◆ **WHAT IS EXPECTED**: Filter the records below for the word "collection". Copy each line that holds it.

◆ **ITEMS**:
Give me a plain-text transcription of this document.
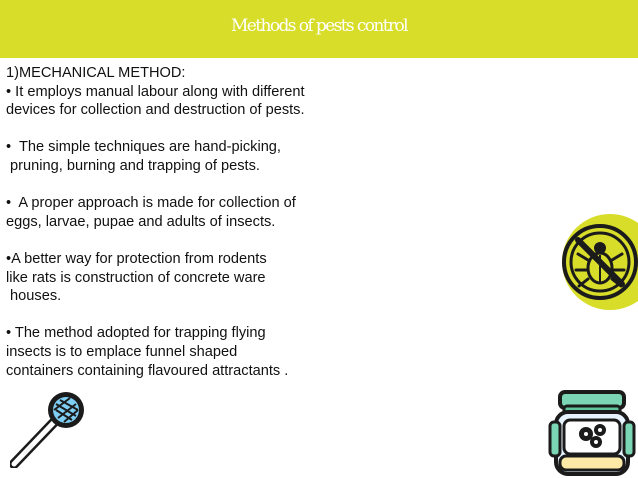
Methods of pests control
1)MECHANICAL METHOD:
• It employs manual labour along with different
devices for collection and destruction of pests.
•  The simple techniques are hand-picking,
pruning, burning and trapping of pests.
•  A proper approach is made for collection of
eggs, larvae, pupae and adults of insects.
•A better way for protection from rodents
like rats is construction of concrete ware
houses.
• The method adopted for trapping flying
insects is to emplace funnel shaped
containers containing flavoured attractants .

◆ **TASK ANSWER**:
devices for collection and destruction of pests.
•  A proper approach is made for collection of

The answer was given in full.